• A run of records
────
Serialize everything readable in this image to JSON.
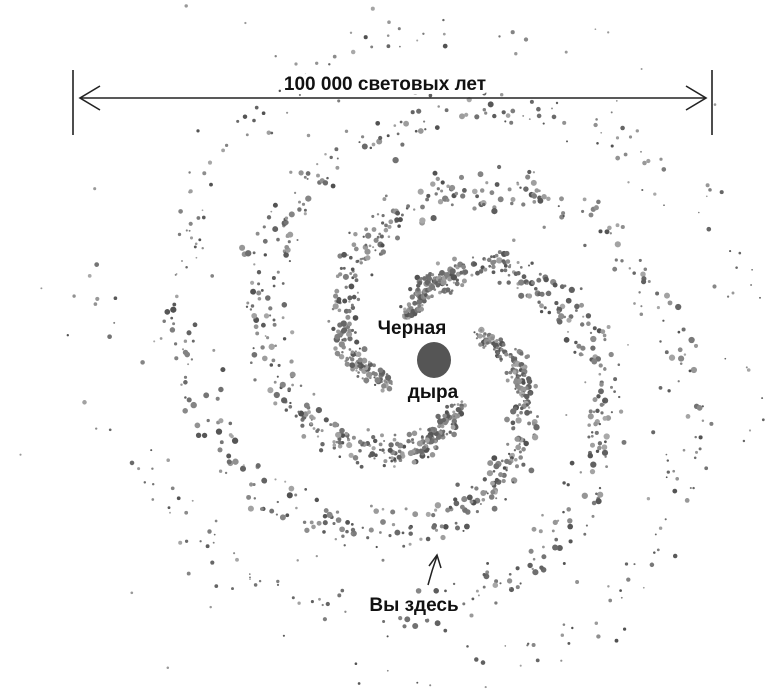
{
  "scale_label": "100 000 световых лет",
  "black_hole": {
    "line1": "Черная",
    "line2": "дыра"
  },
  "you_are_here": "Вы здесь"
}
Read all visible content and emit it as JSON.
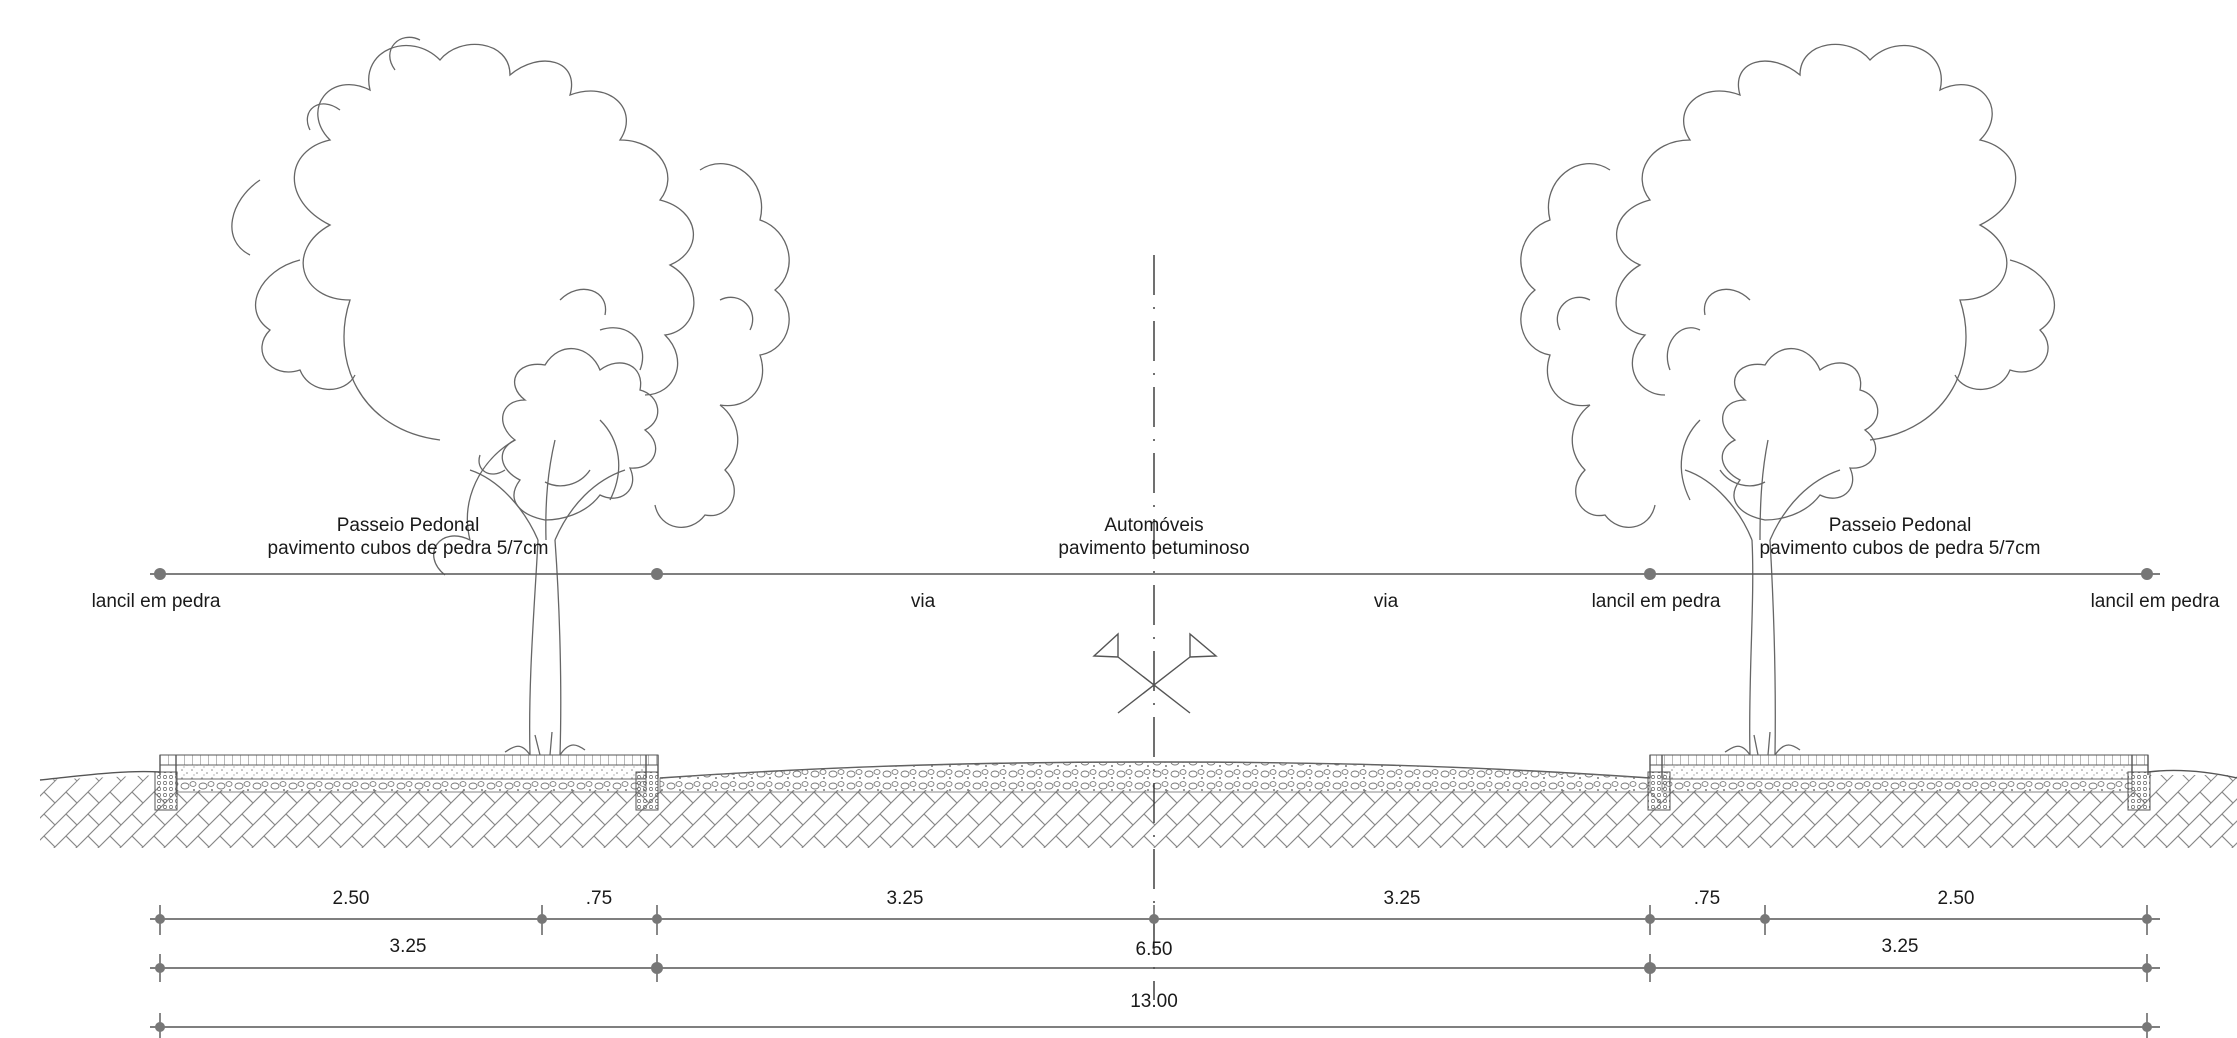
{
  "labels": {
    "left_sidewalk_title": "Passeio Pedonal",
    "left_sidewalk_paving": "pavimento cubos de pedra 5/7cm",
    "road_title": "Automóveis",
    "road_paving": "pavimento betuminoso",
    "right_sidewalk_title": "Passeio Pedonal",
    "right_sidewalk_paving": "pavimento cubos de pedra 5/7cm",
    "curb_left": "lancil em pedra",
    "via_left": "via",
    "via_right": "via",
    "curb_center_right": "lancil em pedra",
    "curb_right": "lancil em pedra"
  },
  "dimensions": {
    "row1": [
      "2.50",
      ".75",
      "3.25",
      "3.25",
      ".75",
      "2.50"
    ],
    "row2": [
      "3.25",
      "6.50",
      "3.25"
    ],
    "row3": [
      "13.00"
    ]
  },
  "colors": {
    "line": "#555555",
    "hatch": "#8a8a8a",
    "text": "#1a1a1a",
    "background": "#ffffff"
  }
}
────
• PROBLEM REQUIREMENTS
Without the pictures, write out all of the material exactly.

• RESPONSE BELOW
Serialize everything readable in this image to JSON.
{
  "scale_label": "100 000 световых лет",
  "black_hole": {
    "line1": "Черная",
    "line2": "дыра"
  },
  "you_are_here": "Вы здесь"
}
Read all visible content and emit it as JSON.
{
  "labels": {
    "left_sidewalk_title": "Passeio Pedonal",
    "left_sidewalk_paving": "pavimento cubos de pedra 5/7cm",
    "road_title": "Automóveis",
    "road_paving": "pavimento betuminoso",
    "right_sidewalk_title": "Passeio Pedonal",
    "right_sidewalk_paving": "pavimento cubos de pedra 5/7cm",
    "curb_left": "lancil em pedra",
    "via_left": "via",
    "via_right": "via",
    "curb_center_right": "lancil em pedra",
    "curb_right": "lancil em pedra"
  },
  "dimensions": {
    "row1": [
      "2.50",
      ".75",
      "3.25",
      "3.25",
      ".75",
      "2.50"
    ],
    "row2": [
      "3.25",
      "6.50",
      "3.25"
    ],
    "row3": [
      "13.00"
    ]
  },
  "colors": {
    "line": "#555555",
    "hatch": "#8a8a8a",
    "text": "#1a1a1a",
    "background": "#ffffff"
  }
}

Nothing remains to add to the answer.